━━━ Material provided

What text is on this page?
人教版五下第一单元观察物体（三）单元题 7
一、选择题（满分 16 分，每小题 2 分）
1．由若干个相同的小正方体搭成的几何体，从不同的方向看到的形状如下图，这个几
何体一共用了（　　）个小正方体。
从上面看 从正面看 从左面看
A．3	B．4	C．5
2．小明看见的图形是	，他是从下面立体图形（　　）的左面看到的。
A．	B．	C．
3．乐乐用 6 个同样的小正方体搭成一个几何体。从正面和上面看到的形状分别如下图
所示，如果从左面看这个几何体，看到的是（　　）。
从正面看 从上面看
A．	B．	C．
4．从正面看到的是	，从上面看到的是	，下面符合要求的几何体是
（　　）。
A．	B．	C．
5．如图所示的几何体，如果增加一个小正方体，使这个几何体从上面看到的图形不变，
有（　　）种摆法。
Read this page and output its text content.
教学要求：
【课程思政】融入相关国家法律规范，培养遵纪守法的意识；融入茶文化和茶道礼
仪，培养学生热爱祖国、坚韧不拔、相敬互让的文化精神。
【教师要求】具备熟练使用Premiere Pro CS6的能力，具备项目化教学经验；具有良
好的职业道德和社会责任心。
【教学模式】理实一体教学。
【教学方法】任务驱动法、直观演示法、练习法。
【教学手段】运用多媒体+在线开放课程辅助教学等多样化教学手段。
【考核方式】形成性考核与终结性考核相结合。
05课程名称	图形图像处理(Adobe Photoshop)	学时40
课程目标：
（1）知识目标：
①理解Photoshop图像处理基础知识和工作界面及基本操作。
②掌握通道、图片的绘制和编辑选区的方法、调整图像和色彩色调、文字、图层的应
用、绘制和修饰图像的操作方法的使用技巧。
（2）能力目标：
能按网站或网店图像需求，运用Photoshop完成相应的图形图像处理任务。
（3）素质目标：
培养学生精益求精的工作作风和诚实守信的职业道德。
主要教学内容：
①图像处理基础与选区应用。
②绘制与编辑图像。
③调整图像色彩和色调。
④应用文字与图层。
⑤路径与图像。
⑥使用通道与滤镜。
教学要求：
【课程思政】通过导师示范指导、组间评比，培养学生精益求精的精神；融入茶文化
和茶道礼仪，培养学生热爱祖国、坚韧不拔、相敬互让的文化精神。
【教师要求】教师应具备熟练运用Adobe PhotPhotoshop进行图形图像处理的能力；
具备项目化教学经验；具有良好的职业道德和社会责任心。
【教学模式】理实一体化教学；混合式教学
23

━━━━━━

[Problem details]
Repeat the listing in full, keeping every line exactly as it is.

[Task response]
What text is on this page?
人教版五下第一单元观察物体（三）单元题 7
一、选择题（满分 16 分，每小题 2 分）
1．由若干个相同的小正方体搭成的几何体，从不同的方向看到的形状如下图，这个几
何体一共用了（　　）个小正方体。
从上面看 从正面看 从左面看
A．3	B．4	C．5
2．小明看见的图形是	，他是从下面立体图形（　　）的左面看到的。
A．	B．	C．
3．乐乐用 6 个同样的小正方体搭成一个几何体。从正面和上面看到的形状分别如下图
所示，如果从左面看这个几何体，看到的是（　　）。
从正面看 从上面看
A．	B．	C．
4．从正面看到的是	，从上面看到的是	，下面符合要求的几何体是
（　　）。
A．	B．	C．
5．如图所示的几何体，如果增加一个小正方体，使这个几何体从上面看到的图形不变，
有（　　）种摆法。
Read this page and output its text content.
教学要求：
【课程思政】融入相关国家法律规范，培养遵纪守法的意识；融入茶文化和茶道礼
仪，培养学生热爱祖国、坚韧不拔、相敬互让的文化精神。
【教师要求】具备熟练使用Premiere Pro CS6的能力，具备项目化教学经验；具有良
好的职业道德和社会责任心。
【教学模式】理实一体教学。
【教学方法】任务驱动法、直观演示法、练习法。
【教学手段】运用多媒体+在线开放课程辅助教学等多样化教学手段。
【考核方式】形成性考核与终结性考核相结合。
05课程名称	图形图像处理(Adobe Photoshop)	学时40
课程目标：
（1）知识目标：
①理解Photoshop图像处理基础知识和工作界面及基本操作。
②掌握通道、图片的绘制和编辑选区的方法、调整图像和色彩色调、文字、图层的应
用、绘制和修饰图像的操作方法的使用技巧。
（2）能力目标：
能按网站或网店图像需求，运用Photoshop完成相应的图形图像处理任务。
（3）素质目标：
培养学生精益求精的工作作风和诚实守信的职业道德。
主要教学内容：
①图像处理基础与选区应用。
②绘制与编辑图像。
③调整图像色彩和色调。
④应用文字与图层。
⑤路径与图像。
⑥使用通道与滤镜。
教学要求：
【课程思政】通过导师示范指导、组间评比，培养学生精益求精的精神；融入茶文化
和茶道礼仪，培养学生热爱祖国、坚韧不拔、相敬互让的文化精神。
【教师要求】教师应具备熟练运用Adobe PhotPhotoshop进行图形图像处理的能力；
具备项目化教学经验；具有良好的职业道德和社会责任心。
【教学模式】理实一体化教学；混合式教学
23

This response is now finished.